**EXERCISE OBJECTIVE:** Reproduce this listing in full.

**EXTRACTED ENTRIES:**
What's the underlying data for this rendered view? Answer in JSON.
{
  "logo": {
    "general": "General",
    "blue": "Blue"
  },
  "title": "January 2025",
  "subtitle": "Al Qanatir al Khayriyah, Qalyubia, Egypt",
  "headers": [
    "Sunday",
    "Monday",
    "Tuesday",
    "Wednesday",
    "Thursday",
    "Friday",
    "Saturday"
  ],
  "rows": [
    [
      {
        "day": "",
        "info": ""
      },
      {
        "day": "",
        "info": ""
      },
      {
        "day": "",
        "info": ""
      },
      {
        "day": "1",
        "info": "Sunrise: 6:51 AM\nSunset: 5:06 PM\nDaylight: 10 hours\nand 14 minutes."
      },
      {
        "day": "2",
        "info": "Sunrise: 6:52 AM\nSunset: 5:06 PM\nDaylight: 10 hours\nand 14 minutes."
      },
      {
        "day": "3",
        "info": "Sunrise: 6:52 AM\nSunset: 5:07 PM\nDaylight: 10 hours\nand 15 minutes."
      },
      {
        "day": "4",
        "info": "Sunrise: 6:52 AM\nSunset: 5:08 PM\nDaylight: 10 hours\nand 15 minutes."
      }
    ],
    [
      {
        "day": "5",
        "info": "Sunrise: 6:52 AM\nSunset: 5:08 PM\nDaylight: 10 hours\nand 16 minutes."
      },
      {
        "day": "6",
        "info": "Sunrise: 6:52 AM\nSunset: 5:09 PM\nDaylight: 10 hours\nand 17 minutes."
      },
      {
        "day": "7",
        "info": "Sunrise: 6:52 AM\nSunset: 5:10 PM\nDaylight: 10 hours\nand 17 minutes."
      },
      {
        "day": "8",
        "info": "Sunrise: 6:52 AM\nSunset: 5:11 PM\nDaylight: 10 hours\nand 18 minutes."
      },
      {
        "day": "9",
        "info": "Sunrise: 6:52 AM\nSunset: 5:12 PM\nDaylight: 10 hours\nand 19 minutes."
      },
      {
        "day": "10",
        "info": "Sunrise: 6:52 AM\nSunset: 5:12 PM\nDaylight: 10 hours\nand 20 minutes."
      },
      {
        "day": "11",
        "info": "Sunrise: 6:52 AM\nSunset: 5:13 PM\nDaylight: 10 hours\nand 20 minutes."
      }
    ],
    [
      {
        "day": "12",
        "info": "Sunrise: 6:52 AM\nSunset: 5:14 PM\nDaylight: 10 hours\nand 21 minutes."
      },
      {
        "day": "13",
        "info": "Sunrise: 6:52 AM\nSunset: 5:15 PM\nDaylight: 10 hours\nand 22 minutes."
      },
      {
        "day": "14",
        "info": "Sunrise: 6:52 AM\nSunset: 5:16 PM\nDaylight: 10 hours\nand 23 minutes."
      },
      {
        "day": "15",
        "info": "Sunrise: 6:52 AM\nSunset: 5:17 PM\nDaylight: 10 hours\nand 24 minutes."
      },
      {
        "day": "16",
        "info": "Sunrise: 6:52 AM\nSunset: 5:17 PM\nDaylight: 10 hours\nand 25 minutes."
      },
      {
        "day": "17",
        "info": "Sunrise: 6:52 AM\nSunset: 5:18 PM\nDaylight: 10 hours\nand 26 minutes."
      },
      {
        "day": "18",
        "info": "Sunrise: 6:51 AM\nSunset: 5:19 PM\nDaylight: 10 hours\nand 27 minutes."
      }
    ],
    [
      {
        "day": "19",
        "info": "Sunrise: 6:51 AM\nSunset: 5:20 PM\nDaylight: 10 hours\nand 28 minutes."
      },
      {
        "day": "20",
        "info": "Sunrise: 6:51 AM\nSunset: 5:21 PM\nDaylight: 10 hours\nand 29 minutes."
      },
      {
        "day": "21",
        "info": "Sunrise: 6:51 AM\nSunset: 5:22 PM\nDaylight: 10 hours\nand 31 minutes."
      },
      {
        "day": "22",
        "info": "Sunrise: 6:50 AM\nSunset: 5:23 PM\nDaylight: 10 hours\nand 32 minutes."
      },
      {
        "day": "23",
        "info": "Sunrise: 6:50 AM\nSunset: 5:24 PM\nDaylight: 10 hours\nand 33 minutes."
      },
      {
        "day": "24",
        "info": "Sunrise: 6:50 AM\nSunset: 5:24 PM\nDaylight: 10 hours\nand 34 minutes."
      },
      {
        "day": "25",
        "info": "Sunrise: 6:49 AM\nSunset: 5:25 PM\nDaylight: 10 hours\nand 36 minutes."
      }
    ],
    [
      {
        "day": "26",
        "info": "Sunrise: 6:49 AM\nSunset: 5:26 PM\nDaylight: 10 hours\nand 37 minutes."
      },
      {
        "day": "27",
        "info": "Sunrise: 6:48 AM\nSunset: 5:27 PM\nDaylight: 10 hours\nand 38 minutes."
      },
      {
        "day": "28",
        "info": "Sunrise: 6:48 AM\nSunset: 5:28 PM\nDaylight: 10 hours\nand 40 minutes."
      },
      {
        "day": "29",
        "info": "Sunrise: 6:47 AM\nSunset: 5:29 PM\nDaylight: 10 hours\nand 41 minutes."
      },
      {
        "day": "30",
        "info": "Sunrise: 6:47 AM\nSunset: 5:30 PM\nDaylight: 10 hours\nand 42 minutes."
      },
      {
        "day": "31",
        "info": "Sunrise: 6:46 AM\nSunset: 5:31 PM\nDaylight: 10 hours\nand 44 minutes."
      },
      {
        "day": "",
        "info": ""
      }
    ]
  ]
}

**SOLUTION:**
What's the underlying data for this rendered view? Answer in JSON.
{
  "logo": {
    "general": "General",
    "blue": "Blue"
  },
  "title": "January 2025",
  "subtitle": "Al Qanatir al Khayriyah, Qalyubia, Egypt",
  "headers": [
    "Sunday",
    "Monday",
    "Tuesday",
    "Wednesday",
    "Thursday",
    "Friday",
    "Saturday"
  ],
  "rows": [
    [
      {
        "day": "",
        "info": ""
      },
      {
        "day": "",
        "info": ""
      },
      {
        "day": "",
        "info": ""
      },
      {
        "day": "1",
        "info": "Sunrise: 6:51 AM\nSunset: 5:06 PM\nDaylight: 10 hours\nand 14 minutes."
      },
      {
        "day": "2",
        "info": "Sunrise: 6:52 AM\nSunset: 5:06 PM\nDaylight: 10 hours\nand 14 minutes."
      },
      {
        "day": "3",
        "info": "Sunrise: 6:52 AM\nSunset: 5:07 PM\nDaylight: 10 hours\nand 15 minutes."
      },
      {
        "day": "4",
        "info": "Sunrise: 6:52 AM\nSunset: 5:08 PM\nDaylight: 10 hours\nand 15 minutes."
      }
    ],
    [
      {
        "day": "5",
        "info": "Sunrise: 6:52 AM\nSunset: 5:08 PM\nDaylight: 10 hours\nand 16 minutes."
      },
      {
        "day": "6",
        "info": "Sunrise: 6:52 AM\nSunset: 5:09 PM\nDaylight: 10 hours\nand 17 minutes."
      },
      {
        "day": "7",
        "info": "Sunrise: 6:52 AM\nSunset: 5:10 PM\nDaylight: 10 hours\nand 17 minutes."
      },
      {
        "day": "8",
        "info": "Sunrise: 6:52 AM\nSunset: 5:11 PM\nDaylight: 10 hours\nand 18 minutes."
      },
      {
        "day": "9",
        "info": "Sunrise: 6:52 AM\nSunset: 5:12 PM\nDaylight: 10 hours\nand 19 minutes."
      },
      {
        "day": "10",
        "info": "Sunrise: 6:52 AM\nSunset: 5:12 PM\nDaylight: 10 hours\nand 20 minutes."
      },
      {
        "day": "11",
        "info": "Sunrise: 6:52 AM\nSunset: 5:13 PM\nDaylight: 10 hours\nand 20 minutes."
      }
    ],
    [
      {
        "day": "12",
        "info": "Sunrise: 6:52 AM\nSunset: 5:14 PM\nDaylight: 10 hours\nand 21 minutes."
      },
      {
        "day": "13",
        "info": "Sunrise: 6:52 AM\nSunset: 5:15 PM\nDaylight: 10 hours\nand 22 minutes."
      },
      {
        "day": "14",
        "info": "Sunrise: 6:52 AM\nSunset: 5:16 PM\nDaylight: 10 hours\nand 23 minutes."
      },
      {
        "day": "15",
        "info": "Sunrise: 6:52 AM\nSunset: 5:17 PM\nDaylight: 10 hours\nand 24 minutes."
      },
      {
        "day": "16",
        "info": "Sunrise: 6:52 AM\nSunset: 5:17 PM\nDaylight: 10 hours\nand 25 minutes."
      },
      {
        "day": "17",
        "info": "Sunrise: 6:52 AM\nSunset: 5:18 PM\nDaylight: 10 hours\nand 26 minutes."
      },
      {
        "day": "18",
        "info": "Sunrise: 6:51 AM\nSunset: 5:19 PM\nDaylight: 10 hours\nand 27 minutes."
      }
    ],
    [
      {
        "day": "19",
        "info": "Sunrise: 6:51 AM\nSunset: 5:20 PM\nDaylight: 10 hours\nand 28 minutes."
      },
      {
        "day": "20",
        "info": "Sunrise: 6:51 AM\nSunset: 5:21 PM\nDaylight: 10 hours\nand 29 minutes."
      },
      {
        "day": "21",
        "info": "Sunrise: 6:51 AM\nSunset: 5:22 PM\nDaylight: 10 hours\nand 31 minutes."
      },
      {
        "day": "22",
        "info": "Sunrise: 6:50 AM\nSunset: 5:23 PM\nDaylight: 10 hours\nand 32 minutes."
      },
      {
        "day": "23",
        "info": "Sunrise: 6:50 AM\nSunset: 5:24 PM\nDaylight: 10 hours\nand 33 minutes."
      },
      {
        "day": "24",
        "info": "Sunrise: 6:50 AM\nSunset: 5:24 PM\nDaylight: 10 hours\nand 34 minutes."
      },
      {
        "day": "25",
        "info": "Sunrise: 6:49 AM\nSunset: 5:25 PM\nDaylight: 10 hours\nand 36 minutes."
      }
    ],
    [
      {
        "day": "26",
        "info": "Sunrise: 6:49 AM\nSunset: 5:26 PM\nDaylight: 10 hours\nand 37 minutes."
      },
      {
        "day": "27",
        "info": "Sunrise: 6:48 AM\nSunset: 5:27 PM\nDaylight: 10 hours\nand 38 minutes."
      },
      {
        "day": "28",
        "info": "Sunrise: 6:48 AM\nSunset: 5:28 PM\nDaylight: 10 hours\nand 40 minutes."
      },
      {
        "day": "29",
        "info": "Sunrise: 6:47 AM\nSunset: 5:29 PM\nDaylight: 10 hours\nand 41 minutes."
      },
      {
        "day": "30",
        "info": "Sunrise: 6:47 AM\nSunset: 5:30 PM\nDaylight: 10 hours\nand 42 minutes."
      },
      {
        "day": "31",
        "info": "Sunrise: 6:46 AM\nSunset: 5:31 PM\nDaylight: 10 hours\nand 44 minutes."
      },
      {
        "day": "",
        "info": ""
      }
    ]
  ]
}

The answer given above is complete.